Aim: Count up the lines in the following listing that hold the word "chey", then give only that count.

Provided records:
□ □ □ □

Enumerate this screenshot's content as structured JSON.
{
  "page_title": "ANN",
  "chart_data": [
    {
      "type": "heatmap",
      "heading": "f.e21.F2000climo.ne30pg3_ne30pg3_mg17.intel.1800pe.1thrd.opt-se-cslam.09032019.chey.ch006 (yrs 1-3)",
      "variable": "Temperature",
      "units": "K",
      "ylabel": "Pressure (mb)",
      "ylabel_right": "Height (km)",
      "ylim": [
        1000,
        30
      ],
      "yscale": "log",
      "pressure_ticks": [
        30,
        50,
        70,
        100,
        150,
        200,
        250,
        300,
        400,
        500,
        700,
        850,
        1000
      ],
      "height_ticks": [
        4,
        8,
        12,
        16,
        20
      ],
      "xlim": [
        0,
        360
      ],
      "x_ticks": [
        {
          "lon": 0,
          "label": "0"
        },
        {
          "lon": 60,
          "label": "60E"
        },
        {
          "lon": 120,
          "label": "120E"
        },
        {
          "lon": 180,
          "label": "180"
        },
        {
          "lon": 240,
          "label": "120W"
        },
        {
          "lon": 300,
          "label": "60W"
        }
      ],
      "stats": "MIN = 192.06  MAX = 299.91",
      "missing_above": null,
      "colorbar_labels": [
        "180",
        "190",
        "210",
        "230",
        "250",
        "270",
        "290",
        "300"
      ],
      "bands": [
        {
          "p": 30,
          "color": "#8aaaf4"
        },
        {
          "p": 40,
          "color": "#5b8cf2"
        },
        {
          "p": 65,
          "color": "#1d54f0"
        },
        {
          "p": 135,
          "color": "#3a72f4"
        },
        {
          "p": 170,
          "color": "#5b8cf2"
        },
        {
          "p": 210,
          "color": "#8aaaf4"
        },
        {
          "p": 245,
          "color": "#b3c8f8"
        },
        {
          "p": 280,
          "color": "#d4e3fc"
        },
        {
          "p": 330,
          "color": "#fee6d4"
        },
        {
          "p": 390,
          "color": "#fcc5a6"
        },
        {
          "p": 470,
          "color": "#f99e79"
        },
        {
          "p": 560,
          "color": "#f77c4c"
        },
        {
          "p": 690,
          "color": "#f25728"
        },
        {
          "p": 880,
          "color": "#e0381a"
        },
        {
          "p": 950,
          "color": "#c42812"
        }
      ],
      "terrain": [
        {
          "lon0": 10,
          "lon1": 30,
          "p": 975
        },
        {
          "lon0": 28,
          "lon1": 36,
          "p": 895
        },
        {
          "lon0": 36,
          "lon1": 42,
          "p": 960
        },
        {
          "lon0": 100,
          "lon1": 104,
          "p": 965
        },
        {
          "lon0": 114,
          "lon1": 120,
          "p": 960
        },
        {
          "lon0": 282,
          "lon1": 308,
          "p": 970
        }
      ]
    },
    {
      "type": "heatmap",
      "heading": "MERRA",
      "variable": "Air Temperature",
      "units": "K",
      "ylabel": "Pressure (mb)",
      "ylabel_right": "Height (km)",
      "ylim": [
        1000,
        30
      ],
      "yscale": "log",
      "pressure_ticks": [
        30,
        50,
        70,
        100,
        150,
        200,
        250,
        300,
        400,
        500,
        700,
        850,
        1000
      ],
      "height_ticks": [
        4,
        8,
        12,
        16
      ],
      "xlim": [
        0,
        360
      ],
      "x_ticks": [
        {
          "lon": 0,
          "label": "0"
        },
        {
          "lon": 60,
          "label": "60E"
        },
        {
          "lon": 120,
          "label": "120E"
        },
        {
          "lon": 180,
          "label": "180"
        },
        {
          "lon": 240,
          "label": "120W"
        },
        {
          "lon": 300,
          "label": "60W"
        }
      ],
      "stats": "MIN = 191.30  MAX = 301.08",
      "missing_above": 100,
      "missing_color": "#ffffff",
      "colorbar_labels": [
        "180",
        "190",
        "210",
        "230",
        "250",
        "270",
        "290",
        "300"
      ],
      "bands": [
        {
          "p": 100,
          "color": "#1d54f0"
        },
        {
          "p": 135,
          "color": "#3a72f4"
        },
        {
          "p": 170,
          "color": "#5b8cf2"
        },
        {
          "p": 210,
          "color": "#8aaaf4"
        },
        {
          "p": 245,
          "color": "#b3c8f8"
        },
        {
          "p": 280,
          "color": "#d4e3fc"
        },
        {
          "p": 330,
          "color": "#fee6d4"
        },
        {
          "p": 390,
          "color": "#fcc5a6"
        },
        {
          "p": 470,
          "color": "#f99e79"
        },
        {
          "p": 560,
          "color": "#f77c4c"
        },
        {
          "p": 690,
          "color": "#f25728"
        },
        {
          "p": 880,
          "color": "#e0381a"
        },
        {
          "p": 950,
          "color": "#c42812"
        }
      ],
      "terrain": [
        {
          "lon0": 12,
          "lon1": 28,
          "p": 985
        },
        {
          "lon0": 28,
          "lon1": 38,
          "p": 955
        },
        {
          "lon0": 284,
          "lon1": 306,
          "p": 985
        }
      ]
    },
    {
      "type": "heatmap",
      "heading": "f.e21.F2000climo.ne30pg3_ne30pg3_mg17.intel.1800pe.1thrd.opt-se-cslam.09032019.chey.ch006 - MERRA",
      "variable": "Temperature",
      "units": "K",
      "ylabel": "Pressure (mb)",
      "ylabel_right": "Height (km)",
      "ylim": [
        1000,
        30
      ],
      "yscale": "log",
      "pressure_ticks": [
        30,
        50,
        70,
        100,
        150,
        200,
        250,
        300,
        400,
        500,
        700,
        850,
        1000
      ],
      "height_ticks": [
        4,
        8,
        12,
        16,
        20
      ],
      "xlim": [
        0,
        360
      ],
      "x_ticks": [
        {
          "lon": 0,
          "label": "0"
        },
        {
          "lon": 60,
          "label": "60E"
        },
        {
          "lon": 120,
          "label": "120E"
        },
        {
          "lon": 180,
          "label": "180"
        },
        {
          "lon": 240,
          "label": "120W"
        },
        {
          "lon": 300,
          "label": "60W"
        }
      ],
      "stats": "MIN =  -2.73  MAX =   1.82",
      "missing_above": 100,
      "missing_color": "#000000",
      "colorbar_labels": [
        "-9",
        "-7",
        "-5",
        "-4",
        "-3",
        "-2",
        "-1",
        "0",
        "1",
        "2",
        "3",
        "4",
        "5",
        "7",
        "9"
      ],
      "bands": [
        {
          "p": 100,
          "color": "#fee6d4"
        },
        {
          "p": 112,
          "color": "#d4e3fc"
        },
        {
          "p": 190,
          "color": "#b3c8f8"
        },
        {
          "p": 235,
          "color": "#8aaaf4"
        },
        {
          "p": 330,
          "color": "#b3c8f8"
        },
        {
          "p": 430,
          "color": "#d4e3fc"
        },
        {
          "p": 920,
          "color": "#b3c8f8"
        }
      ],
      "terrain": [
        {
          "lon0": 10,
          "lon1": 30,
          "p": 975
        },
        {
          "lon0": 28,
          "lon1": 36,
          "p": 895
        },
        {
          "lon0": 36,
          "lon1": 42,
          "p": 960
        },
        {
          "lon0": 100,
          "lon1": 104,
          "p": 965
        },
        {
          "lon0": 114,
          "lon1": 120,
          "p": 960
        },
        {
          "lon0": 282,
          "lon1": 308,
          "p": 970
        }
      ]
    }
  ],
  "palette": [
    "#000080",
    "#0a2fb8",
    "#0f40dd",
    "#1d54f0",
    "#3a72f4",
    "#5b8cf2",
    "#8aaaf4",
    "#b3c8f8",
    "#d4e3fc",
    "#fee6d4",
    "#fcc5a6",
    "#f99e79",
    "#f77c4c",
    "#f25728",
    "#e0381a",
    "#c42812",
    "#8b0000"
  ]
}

□ □ □ □

Output of the exercise: 2